**TO DO**
Pick out each line of the data that contains the string "spacer". Uppercase and lowercase letters must match.

**DATA PROVIDED**
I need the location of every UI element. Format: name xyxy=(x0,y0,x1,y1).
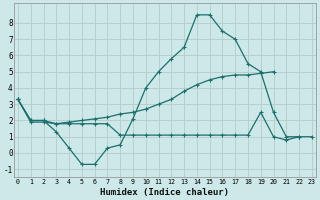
X-axis label: Humidex (Indice chaleur): Humidex (Indice chaleur) xyxy=(100,188,229,197)
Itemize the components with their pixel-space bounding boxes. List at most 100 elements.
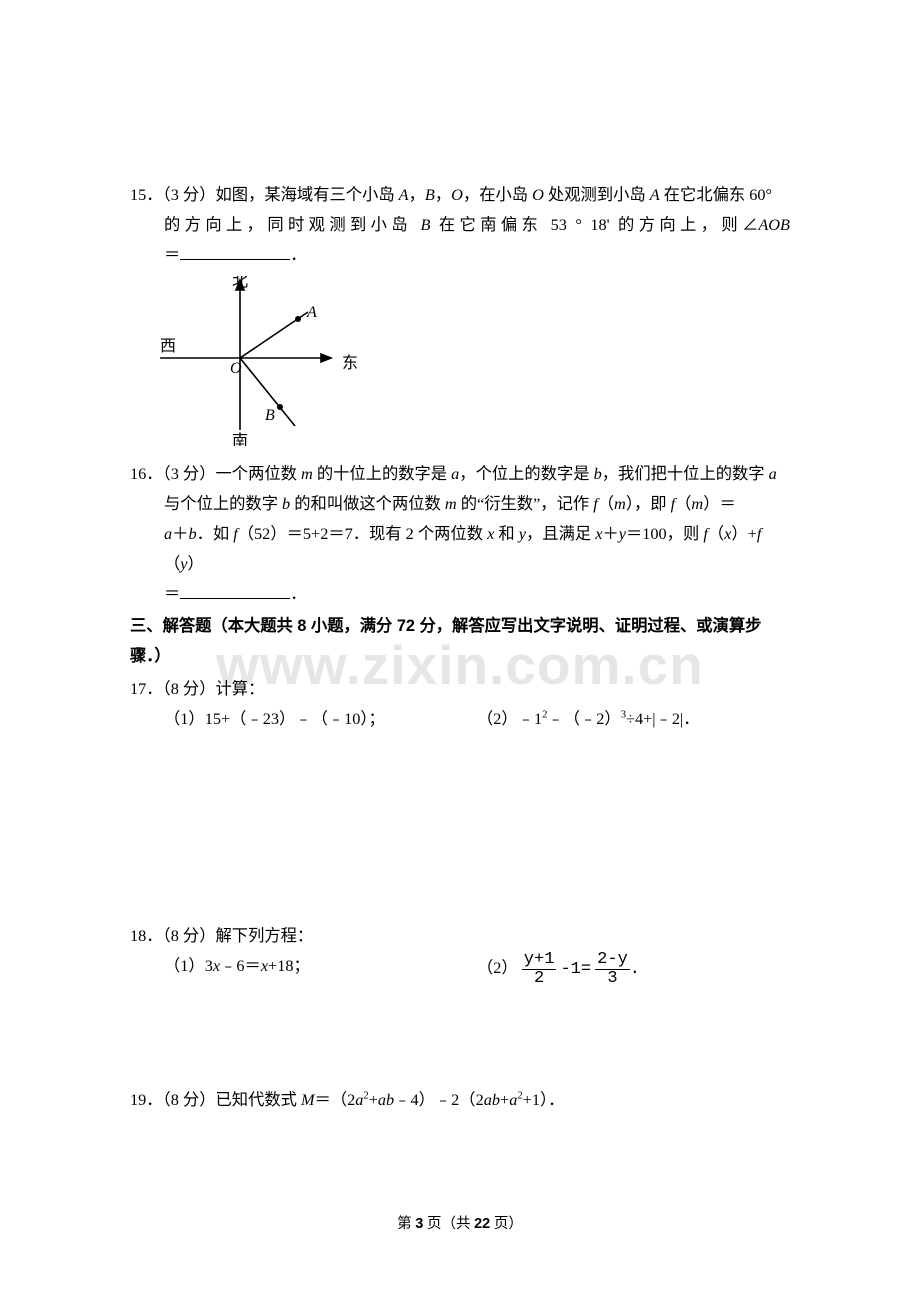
spacer-17-18 <box>130 736 790 921</box>
q16-2c: 的“衍生数”，记作 <box>457 494 594 513</box>
q17-num: 17． <box>130 679 163 698</box>
q18-frac2: 2-y3 <box>595 951 630 988</box>
q17-p1: （1）15+（﹣23）﹣（﹣10）； <box>164 709 385 728</box>
q16-eq: ＝ <box>164 584 180 603</box>
q16-b2: b <box>282 494 290 513</box>
q16-2a: 与个位上的数字 <box>164 494 282 513</box>
q16-2b: 的和叫做这个两位数 <box>290 494 445 513</box>
q15-t5: 的方向上，同时观测到小岛 <box>164 215 420 234</box>
q16-2f: （ <box>675 494 691 513</box>
question-19: 19．（8 分）已知代数式 M＝（2a2+ab﹣4）﹣2（2ab+a2+1）． <box>130 1085 790 1115</box>
q15-figure: 北 南 东 西 O A B <box>160 276 790 456</box>
q19-ta: 已知代数式 <box>216 1090 301 1109</box>
q16-1a: 一个两位数 <box>216 464 301 483</box>
q19-pts: （8 分） <box>163 1090 216 1109</box>
fig-label-A: A <box>306 304 317 321</box>
q16-blank <box>180 582 290 599</box>
q15-t4: 在它北偏东 60° <box>660 185 772 204</box>
q15-c1: ， <box>409 185 425 204</box>
q15-O1: O <box>451 185 463 204</box>
q18-pts: （8 分） <box>163 926 216 945</box>
q17-p2c: ÷4+|﹣2|． <box>626 709 699 728</box>
q15-A2: A <box>650 185 660 204</box>
q16-a2: a <box>769 464 777 483</box>
sec3-l2: 骤．） <box>130 641 790 671</box>
q16-3i: ）+ <box>731 524 756 543</box>
q16-3g: ＝100，则 <box>626 524 703 543</box>
q19-te: + <box>500 1090 509 1109</box>
question-15: 15．（3 分）如图，某海域有三个小岛 A，B，O，在小岛 O 处观测到小岛 A… <box>130 180 790 457</box>
fig-label-west: 西 <box>160 338 176 355</box>
q16-3j: （ <box>164 554 180 573</box>
q16-y3: y <box>180 554 187 573</box>
fig-label-east: 东 <box>342 354 358 372</box>
q15-dot: ． <box>290 245 306 264</box>
q15-AOB: AOB <box>758 215 790 234</box>
q19-tb: ＝（2 <box>315 1090 356 1109</box>
q19-M: M <box>301 1090 315 1109</box>
q18-f1n: y+1 <box>522 951 557 970</box>
page-footer: 第 3 页（共 22 页） <box>0 1211 920 1238</box>
q16-1c: ，个位上的数字是 <box>459 464 593 483</box>
q16-3b: ．如 <box>197 524 234 543</box>
q19-num: 19． <box>130 1090 163 1109</box>
q16-m4: m <box>691 494 703 513</box>
q15-c2: ， <box>435 185 451 204</box>
q16-dot: ． <box>290 584 306 603</box>
q19-tf: +1）． <box>523 1090 565 1109</box>
q18-p1a: （1）3 <box>164 956 213 975</box>
q17-title: 计算： <box>216 679 265 698</box>
q16-m3: m <box>614 494 626 513</box>
q16-2e: ），即 <box>626 494 671 513</box>
pf-c: 页（共 <box>423 1216 474 1232</box>
q16-y1: y <box>519 524 526 543</box>
q18-x2: x <box>261 956 268 975</box>
fig-label-O: O <box>230 360 242 377</box>
q15-A1: A <box>399 185 409 204</box>
q16-a3: a <box>164 524 172 543</box>
pf-a: 第 <box>397 1216 415 1232</box>
q16-b3: b <box>188 524 196 543</box>
q16-3d: 和 <box>494 524 518 543</box>
q17-p2a: （2）﹣1 <box>477 709 542 728</box>
q15-pts: （3 分） <box>163 185 216 204</box>
q16-2g: ）＝ <box>703 494 736 513</box>
q15-O2: O <box>532 185 544 204</box>
q16-1b: 的十位上的数字是 <box>313 464 451 483</box>
q18-x1: x <box>213 956 220 975</box>
q16-3a: ＋ <box>172 524 188 543</box>
q16-m1: m <box>301 464 313 483</box>
q16-3c: （52）＝5+2＝7．现有 2 个两位数 <box>238 524 487 543</box>
spacer-18-19 <box>130 990 790 1085</box>
fig-label-B: B <box>265 407 275 424</box>
q15-eq: ＝ <box>164 245 180 264</box>
q17-p2b: ﹣（﹣2） <box>547 709 620 728</box>
q16-num: 16． <box>130 464 163 483</box>
q18-end: . <box>630 960 640 979</box>
q19-td: ﹣4）﹣2（2 <box>394 1090 484 1109</box>
q15-t6: 在它南偏东 53 ° 18' 的方向上，则∠ <box>430 215 758 234</box>
q18-mid: -1= <box>560 960 591 979</box>
q19-ab1: ab <box>378 1090 394 1109</box>
section-3-heading: 三、解答题（本大题共 8 小题，满分 72 分，解答应写出文字说明、证明过程、或… <box>130 611 790 671</box>
q16-1d: ，我们把十位上的数字 <box>602 464 769 483</box>
q16-y2: y <box>619 524 626 543</box>
q15-t1: 如图，某海域有三个小岛 <box>216 185 399 204</box>
q18-title: 解下列方程： <box>216 926 314 945</box>
pf-d: 22 <box>474 1216 490 1232</box>
pf-e: 页） <box>490 1216 523 1232</box>
q18-p1c: +18； <box>268 956 310 975</box>
q15-B2: B <box>420 215 430 234</box>
question-17: 17．（8 分）计算： （1）15+（﹣23）﹣（﹣10）； （2）﹣12﹣（﹣… <box>130 674 790 734</box>
q18-f2d: 3 <box>595 970 630 988</box>
q15-B1: B <box>425 185 435 204</box>
fig-label-north: 北 <box>232 276 248 290</box>
q16-3h: （ <box>708 524 724 543</box>
q16-pts: （3 分） <box>163 464 216 483</box>
question-18: 18．（8 分）解下列方程： （1）3x﹣6＝x+18； （2） y+12 -1… <box>130 921 790 988</box>
q16-3k: ） <box>188 554 204 573</box>
q17-pts: （8 分） <box>163 679 216 698</box>
q18-p1b: ﹣6＝ <box>220 956 261 975</box>
fig-label-south: 南 <box>232 432 248 446</box>
q16-2d: （ <box>598 494 614 513</box>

**THE REPLY**
spacer-17-18 <box>130 736 790 921</box>
spacer-18-19 <box>130 990 790 1085</box>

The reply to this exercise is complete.